* YOUR GOAL *
Go through the lines below and copy each one that holds the string "text".

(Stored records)
----------
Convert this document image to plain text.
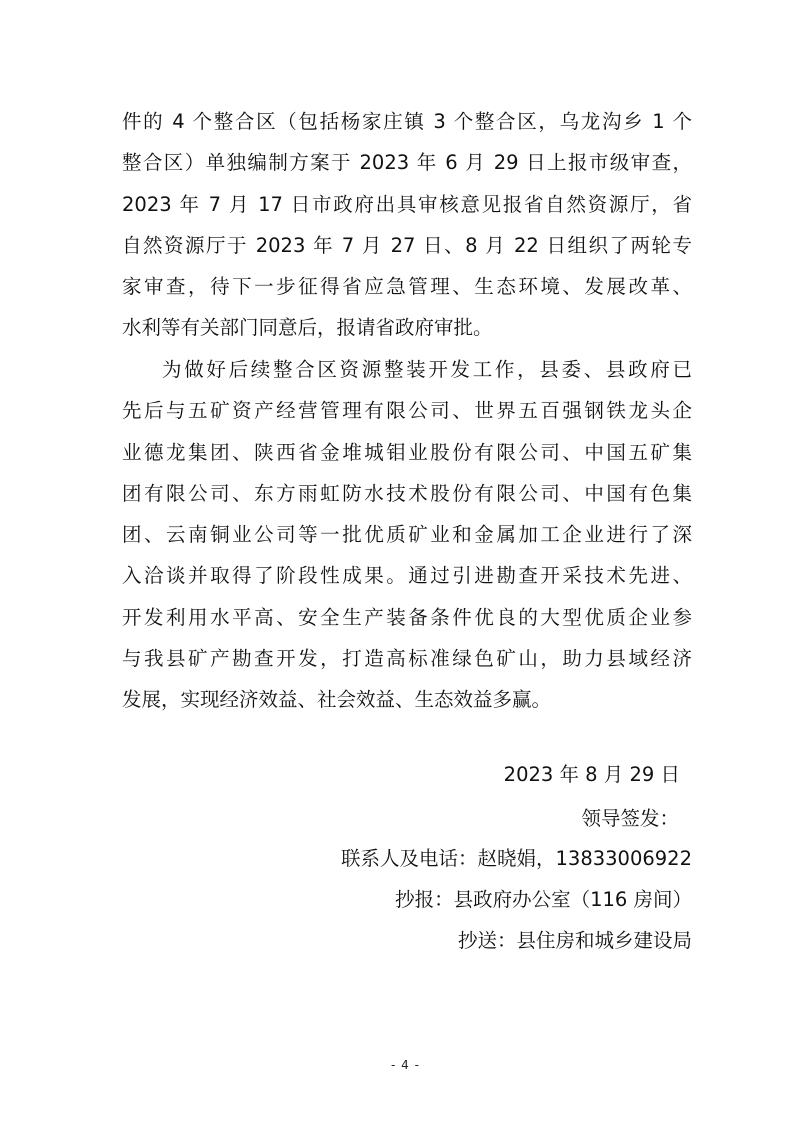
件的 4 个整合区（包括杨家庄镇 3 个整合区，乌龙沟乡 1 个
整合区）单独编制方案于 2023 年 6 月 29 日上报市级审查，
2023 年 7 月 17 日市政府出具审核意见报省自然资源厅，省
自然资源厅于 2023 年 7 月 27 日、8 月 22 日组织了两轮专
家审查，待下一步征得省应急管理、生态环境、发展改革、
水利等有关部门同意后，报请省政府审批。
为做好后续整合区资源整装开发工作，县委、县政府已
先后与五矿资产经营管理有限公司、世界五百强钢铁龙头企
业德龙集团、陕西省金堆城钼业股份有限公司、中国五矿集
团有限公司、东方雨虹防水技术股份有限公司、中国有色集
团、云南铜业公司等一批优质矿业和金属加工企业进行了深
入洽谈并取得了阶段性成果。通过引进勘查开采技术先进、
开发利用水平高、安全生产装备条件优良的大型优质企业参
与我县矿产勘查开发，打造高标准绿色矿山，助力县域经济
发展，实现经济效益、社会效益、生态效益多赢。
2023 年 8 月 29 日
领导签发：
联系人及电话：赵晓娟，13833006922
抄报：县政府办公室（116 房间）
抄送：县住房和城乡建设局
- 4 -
----------
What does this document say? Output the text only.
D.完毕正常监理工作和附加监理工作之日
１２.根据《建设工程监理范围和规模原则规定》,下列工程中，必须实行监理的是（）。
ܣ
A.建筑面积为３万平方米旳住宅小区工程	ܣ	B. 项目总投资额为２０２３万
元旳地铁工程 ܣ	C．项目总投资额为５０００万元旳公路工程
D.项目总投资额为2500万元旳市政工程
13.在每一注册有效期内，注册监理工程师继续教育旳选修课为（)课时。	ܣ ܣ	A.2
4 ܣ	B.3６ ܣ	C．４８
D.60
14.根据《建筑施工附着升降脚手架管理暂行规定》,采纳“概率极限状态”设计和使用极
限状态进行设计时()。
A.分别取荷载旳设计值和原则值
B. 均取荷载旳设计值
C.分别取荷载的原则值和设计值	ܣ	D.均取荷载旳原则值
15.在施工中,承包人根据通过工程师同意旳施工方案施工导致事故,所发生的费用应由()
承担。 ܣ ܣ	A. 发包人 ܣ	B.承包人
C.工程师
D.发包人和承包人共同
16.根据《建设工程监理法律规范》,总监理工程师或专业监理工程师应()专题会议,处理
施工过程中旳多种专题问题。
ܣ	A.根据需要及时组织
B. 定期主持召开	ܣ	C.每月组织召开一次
----------
* FULL RESPONSE *
Convert this document image to plain text.
What does this document say? Output the text only.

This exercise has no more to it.